▶ _Work to complete_
Read the records and write them out again exactly.

-- start of Data extract --

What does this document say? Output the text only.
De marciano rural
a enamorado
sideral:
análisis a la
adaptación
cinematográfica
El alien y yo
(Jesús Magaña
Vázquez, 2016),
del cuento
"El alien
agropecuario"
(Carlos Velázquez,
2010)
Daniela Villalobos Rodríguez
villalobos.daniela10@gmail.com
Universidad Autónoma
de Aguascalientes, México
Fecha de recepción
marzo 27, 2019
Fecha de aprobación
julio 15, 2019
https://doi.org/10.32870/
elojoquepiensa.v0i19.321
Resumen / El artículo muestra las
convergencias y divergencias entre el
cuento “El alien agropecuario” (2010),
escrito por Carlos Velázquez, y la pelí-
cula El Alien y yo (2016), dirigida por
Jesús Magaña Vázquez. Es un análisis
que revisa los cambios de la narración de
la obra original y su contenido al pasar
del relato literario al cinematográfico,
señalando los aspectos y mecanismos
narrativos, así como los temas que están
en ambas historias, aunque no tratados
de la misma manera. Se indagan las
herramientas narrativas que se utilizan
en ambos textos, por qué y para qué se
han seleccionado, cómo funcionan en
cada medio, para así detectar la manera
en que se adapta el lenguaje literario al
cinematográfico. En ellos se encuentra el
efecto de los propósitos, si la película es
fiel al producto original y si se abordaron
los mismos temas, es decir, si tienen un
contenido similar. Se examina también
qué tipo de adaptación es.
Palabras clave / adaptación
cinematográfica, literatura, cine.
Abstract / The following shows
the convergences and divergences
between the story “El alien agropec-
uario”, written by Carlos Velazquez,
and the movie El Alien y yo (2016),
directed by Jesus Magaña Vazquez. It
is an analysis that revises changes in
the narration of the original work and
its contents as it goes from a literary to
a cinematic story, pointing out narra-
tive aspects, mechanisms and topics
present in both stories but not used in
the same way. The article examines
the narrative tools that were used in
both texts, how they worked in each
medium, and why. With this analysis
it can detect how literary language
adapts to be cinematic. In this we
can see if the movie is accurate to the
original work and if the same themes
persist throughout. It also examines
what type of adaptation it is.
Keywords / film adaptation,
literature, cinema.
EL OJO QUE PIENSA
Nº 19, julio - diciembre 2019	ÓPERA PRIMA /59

-- end of Data extract --

▶ _The output_
What does this document say? Output the text only.
De marciano rural
a enamorado
sideral:
análisis a la
adaptación
cinematográfica
El alien y yo
(Jesús Magaña
Vázquez, 2016),
del cuento
"El alien
agropecuario"
(Carlos Velázquez,
2010)
Daniela Villalobos Rodríguez
villalobos.daniela10@gmail.com
Universidad Autónoma
de Aguascalientes, México
Fecha de recepción
marzo 27, 2019
Fecha de aprobación
julio 15, 2019
https://doi.org/10.32870/
elojoquepiensa.v0i19.321
Resumen / El artículo muestra las
convergencias y divergencias entre el
cuento “El alien agropecuario” (2010),
escrito por Carlos Velázquez, y la pelí-
cula El Alien y yo (2016), dirigida por
Jesús Magaña Vázquez. Es un análisis
que revisa los cambios de la narración de
la obra original y su contenido al pasar
del relato literario al cinematográfico,
señalando los aspectos y mecanismos
narrativos, así como los temas que están
en ambas historias, aunque no tratados
de la misma manera. Se indagan las
herramientas narrativas que se utilizan
en ambos textos, por qué y para qué se
han seleccionado, cómo funcionan en
cada medio, para así detectar la manera
en que se adapta el lenguaje literario al
cinematográfico. En ellos se encuentra el
efecto de los propósitos, si la película es
fiel al producto original y si se abordaron
los mismos temas, es decir, si tienen un
contenido similar. Se examina también
qué tipo de adaptación es.
Palabras clave / adaptación
cinematográfica, literatura, cine.
Abstract / The following shows
the convergences and divergences
between the story “El alien agropec-
uario”, written by Carlos Velazquez,
and the movie El Alien y yo (2016),
directed by Jesus Magaña Vazquez. It
is an analysis that revises changes in
the narration of the original work and
its contents as it goes from a literary to
a cinematic story, pointing out narra-
tive aspects, mechanisms and topics
present in both stories but not used in
the same way. The article examines
the narrative tools that were used in
both texts, how they worked in each
medium, and why. With this analysis
it can detect how literary language
adapts to be cinematic. In this we
can see if the movie is accurate to the
original work and if the same themes
persist throughout. It also examines
what type of adaptation it is.
Keywords / film adaptation,
literature, cinema.
EL OJO QUE PIENSA
Nº 19, julio - diciembre 2019	ÓPERA PRIMA /59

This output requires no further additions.